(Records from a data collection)
[Start]

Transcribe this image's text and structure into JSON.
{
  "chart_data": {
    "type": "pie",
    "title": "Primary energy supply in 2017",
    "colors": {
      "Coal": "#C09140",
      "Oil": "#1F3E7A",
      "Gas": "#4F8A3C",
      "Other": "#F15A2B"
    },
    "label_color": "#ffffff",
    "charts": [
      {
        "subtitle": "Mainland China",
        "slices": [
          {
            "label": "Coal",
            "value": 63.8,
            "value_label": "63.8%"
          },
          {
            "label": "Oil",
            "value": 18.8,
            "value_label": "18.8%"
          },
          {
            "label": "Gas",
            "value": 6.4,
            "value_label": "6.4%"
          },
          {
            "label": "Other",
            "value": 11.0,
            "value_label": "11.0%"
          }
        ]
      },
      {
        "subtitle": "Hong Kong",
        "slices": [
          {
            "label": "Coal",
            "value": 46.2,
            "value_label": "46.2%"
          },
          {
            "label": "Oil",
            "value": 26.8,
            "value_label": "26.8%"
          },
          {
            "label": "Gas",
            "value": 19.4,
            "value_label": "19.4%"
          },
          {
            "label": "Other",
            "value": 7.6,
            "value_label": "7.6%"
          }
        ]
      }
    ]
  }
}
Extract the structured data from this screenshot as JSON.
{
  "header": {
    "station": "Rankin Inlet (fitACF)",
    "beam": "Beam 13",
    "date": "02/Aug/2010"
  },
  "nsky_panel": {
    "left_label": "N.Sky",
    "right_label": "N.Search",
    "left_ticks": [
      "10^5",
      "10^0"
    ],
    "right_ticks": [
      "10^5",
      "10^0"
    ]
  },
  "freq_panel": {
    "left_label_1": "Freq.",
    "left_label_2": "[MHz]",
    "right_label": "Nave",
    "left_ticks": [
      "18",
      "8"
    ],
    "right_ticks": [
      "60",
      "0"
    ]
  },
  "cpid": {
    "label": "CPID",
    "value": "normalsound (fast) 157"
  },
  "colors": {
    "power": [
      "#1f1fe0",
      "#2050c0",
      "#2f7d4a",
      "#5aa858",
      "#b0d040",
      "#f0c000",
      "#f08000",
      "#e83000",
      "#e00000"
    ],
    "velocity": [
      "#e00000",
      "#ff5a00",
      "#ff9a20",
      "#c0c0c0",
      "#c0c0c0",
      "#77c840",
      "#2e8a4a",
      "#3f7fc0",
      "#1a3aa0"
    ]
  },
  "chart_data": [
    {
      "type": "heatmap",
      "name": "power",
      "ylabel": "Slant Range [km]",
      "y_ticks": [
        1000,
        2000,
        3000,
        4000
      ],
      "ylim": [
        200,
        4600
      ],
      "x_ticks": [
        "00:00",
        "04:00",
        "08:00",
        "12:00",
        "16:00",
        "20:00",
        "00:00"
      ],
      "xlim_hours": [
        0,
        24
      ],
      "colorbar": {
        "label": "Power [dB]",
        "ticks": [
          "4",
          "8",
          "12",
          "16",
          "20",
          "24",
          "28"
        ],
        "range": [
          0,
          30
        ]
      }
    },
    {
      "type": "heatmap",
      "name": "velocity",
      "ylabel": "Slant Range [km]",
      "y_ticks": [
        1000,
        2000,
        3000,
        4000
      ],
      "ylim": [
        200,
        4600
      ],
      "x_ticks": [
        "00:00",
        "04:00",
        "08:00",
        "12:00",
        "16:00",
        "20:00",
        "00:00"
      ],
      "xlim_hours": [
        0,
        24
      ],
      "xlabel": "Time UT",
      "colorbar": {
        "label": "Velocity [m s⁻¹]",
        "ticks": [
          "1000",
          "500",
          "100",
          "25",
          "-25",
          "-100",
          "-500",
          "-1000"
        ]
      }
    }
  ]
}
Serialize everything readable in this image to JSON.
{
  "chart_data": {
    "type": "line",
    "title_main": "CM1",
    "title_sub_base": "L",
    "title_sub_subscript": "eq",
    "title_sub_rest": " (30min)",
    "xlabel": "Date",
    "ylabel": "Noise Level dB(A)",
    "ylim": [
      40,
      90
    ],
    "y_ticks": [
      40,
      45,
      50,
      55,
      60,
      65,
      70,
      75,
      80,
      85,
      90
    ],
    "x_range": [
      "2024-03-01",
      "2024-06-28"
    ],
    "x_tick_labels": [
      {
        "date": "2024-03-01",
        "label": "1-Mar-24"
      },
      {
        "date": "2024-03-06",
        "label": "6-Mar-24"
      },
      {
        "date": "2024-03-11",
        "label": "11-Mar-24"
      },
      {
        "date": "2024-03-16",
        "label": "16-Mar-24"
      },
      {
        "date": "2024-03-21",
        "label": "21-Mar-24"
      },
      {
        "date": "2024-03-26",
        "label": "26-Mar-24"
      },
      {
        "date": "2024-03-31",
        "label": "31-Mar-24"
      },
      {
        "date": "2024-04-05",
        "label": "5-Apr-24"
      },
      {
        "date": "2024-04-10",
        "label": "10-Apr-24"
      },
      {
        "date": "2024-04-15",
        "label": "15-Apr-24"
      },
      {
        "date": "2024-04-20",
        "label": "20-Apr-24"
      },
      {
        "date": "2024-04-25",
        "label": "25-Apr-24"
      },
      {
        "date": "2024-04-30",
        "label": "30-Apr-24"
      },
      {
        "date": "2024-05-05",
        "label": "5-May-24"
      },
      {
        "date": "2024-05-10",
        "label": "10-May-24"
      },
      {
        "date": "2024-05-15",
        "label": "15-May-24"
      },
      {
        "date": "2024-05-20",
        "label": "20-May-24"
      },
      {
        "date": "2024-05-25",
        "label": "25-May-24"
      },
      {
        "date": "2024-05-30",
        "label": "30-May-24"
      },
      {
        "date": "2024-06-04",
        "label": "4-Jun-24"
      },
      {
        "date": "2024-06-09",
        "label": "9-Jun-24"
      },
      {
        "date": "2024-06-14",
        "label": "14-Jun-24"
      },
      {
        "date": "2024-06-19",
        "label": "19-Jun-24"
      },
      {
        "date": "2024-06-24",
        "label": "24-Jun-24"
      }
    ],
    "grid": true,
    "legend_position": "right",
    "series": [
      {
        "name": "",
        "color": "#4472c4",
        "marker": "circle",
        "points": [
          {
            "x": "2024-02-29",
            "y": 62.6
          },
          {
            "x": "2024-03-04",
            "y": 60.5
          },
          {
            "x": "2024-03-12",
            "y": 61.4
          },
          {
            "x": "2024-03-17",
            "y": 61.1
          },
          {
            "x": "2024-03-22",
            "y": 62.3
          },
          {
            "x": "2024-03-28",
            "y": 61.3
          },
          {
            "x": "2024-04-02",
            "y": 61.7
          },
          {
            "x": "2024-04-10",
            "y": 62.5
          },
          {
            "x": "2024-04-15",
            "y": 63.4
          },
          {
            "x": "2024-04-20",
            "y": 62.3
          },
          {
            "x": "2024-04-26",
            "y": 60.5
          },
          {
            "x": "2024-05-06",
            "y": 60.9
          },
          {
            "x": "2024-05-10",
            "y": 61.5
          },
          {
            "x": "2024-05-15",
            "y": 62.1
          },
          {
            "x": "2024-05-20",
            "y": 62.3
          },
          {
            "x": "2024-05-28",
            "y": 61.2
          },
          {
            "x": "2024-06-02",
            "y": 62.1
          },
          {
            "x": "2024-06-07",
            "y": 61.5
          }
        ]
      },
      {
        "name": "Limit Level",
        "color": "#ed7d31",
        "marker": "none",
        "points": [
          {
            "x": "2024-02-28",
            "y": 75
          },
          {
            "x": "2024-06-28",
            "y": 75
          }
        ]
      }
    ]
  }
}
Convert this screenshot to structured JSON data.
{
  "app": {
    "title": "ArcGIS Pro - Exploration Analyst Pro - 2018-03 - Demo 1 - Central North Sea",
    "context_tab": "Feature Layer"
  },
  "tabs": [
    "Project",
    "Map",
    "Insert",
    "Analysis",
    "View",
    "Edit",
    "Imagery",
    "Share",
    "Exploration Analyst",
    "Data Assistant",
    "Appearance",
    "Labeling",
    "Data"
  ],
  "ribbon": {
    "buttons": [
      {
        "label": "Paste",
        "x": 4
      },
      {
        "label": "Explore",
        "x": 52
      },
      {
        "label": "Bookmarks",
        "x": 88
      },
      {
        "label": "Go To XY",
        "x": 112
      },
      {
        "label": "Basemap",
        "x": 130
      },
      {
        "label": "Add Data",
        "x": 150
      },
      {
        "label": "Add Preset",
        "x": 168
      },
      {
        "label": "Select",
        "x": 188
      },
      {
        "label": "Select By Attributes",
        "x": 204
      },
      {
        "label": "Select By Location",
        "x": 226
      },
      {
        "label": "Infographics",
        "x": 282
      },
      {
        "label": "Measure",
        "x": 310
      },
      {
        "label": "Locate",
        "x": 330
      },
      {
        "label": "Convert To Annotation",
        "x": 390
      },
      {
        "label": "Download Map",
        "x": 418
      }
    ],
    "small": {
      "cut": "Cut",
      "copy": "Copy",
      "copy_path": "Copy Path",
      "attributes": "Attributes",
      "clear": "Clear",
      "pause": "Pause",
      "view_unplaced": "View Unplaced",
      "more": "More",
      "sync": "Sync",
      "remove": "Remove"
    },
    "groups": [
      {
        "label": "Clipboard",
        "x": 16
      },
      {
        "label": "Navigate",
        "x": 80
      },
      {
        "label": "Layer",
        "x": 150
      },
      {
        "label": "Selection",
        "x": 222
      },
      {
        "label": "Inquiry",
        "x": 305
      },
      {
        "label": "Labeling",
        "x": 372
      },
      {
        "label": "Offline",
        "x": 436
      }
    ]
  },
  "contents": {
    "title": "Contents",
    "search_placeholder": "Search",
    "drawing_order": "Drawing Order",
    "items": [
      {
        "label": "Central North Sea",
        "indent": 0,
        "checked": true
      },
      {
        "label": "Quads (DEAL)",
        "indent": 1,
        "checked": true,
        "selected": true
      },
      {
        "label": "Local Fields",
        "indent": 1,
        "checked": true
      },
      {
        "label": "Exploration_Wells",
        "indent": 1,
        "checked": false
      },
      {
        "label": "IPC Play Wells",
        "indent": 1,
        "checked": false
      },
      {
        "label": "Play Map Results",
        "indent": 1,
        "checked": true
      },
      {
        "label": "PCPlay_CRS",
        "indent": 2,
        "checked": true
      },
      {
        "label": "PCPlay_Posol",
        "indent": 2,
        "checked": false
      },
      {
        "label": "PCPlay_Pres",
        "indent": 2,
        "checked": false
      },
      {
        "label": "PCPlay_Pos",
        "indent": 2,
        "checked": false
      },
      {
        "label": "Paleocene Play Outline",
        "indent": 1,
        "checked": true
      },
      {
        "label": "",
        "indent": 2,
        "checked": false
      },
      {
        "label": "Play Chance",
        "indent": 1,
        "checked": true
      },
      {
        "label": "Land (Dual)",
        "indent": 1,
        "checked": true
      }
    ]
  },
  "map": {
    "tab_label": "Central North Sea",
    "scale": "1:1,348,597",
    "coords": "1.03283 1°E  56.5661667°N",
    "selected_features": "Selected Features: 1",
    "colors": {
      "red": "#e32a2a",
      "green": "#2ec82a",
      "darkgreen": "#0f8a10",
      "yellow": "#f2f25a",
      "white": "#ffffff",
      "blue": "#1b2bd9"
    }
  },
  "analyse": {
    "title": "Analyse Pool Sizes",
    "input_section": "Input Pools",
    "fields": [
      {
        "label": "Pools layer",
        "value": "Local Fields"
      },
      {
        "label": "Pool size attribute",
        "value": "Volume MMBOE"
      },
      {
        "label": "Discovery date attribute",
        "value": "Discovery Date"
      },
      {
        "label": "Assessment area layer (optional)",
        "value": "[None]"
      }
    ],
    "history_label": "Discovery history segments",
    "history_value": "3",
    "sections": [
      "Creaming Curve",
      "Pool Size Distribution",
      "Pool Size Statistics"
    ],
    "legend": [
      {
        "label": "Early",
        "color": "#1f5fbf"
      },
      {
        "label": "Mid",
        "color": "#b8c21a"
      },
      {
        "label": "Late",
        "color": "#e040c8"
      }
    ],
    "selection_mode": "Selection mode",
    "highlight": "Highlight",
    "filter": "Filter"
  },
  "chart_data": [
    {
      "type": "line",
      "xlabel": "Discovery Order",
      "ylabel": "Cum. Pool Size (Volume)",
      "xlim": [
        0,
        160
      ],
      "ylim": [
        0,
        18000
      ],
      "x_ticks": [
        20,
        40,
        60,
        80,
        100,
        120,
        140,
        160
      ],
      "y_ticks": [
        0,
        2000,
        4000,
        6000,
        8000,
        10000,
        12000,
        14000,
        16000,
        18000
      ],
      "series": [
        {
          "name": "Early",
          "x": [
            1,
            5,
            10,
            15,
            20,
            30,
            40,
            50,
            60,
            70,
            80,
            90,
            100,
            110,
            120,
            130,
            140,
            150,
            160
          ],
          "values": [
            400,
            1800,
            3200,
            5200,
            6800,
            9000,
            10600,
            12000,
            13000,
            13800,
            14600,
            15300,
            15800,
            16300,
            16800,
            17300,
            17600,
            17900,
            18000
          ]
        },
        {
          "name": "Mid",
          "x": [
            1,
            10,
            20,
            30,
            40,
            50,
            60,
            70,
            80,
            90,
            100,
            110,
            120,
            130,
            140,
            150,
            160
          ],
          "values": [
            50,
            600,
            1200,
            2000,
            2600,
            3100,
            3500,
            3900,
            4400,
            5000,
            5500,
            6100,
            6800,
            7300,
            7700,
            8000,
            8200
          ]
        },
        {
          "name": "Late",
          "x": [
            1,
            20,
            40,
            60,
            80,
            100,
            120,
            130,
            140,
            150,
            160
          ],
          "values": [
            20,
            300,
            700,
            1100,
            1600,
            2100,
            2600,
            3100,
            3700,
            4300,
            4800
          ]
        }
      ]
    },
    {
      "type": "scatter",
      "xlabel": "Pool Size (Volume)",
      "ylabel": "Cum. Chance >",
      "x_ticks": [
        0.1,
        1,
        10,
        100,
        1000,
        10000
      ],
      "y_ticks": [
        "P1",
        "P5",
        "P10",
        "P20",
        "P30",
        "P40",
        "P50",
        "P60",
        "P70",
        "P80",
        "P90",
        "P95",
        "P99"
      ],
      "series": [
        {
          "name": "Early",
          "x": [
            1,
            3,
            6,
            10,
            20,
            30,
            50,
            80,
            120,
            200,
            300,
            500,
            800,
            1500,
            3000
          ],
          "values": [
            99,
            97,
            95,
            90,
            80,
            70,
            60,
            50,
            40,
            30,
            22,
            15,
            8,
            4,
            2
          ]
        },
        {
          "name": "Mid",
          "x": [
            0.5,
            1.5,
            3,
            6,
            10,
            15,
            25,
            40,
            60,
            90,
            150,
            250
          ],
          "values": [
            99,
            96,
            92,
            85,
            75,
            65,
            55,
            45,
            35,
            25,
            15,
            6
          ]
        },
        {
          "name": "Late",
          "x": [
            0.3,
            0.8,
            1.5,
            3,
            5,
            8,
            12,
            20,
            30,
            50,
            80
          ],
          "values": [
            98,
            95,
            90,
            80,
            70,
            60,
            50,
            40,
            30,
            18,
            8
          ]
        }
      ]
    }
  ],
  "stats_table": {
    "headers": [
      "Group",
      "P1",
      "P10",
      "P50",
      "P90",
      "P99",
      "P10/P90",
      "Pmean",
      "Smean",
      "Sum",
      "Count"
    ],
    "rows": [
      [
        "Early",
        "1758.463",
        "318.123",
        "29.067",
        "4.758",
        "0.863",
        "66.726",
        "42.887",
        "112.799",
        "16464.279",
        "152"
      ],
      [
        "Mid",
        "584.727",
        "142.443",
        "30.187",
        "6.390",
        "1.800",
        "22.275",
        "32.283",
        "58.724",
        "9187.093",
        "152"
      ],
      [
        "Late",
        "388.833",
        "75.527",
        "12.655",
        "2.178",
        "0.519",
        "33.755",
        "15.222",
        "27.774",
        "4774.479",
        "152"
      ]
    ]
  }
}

[End]

PROBLEM TO WORK ON
Go through the records and gather the lines that hold "Central".

TASK OUTPUT
    "title": "ArcGIS Pro - Exploration Analyst Pro - 2018-03 - Demo 1 - Central North Sea",
        "label": "Central North Sea",
    "tab_label": "Central North Sea",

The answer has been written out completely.